> BRIEF
For each line below that includes the word "Loans", make a copy.

[Records from a data collection]
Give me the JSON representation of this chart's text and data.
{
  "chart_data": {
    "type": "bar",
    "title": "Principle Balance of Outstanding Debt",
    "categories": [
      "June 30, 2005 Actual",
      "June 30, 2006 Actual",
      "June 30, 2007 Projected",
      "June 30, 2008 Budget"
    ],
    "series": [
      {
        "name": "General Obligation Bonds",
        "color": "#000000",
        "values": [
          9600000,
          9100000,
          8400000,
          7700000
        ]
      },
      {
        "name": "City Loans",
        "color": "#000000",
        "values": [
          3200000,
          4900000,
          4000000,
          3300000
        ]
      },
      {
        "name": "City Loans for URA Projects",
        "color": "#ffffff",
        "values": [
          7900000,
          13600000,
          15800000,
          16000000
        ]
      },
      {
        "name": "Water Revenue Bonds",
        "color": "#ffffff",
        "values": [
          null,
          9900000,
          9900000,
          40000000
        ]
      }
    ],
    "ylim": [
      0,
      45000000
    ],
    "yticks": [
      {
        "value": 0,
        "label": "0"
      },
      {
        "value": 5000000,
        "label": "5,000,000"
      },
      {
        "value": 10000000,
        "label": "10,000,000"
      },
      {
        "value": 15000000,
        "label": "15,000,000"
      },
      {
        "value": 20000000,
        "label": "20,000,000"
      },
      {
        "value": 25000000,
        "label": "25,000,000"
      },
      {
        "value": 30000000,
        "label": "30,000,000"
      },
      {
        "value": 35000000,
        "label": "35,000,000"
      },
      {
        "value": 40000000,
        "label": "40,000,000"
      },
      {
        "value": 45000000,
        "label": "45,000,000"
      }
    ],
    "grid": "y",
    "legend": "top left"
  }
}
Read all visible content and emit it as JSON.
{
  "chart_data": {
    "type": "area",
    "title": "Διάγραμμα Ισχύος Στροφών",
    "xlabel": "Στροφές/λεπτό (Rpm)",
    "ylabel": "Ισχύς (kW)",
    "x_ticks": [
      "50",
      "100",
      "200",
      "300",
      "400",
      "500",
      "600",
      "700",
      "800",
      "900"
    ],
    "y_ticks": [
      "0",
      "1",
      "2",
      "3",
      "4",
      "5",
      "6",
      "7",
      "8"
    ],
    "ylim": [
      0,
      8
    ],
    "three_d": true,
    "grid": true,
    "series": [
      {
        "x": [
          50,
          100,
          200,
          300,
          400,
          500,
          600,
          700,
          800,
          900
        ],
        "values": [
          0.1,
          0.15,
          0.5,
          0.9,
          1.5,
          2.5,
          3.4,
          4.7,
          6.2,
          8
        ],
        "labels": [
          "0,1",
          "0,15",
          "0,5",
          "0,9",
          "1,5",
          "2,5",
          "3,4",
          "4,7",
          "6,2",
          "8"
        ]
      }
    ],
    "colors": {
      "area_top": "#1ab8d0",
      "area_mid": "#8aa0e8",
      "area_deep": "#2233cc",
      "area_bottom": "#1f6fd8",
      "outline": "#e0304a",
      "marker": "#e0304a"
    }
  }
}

> TASK RESULT
        "name": "City Loans",
        "name": "City Loans for URA Projects",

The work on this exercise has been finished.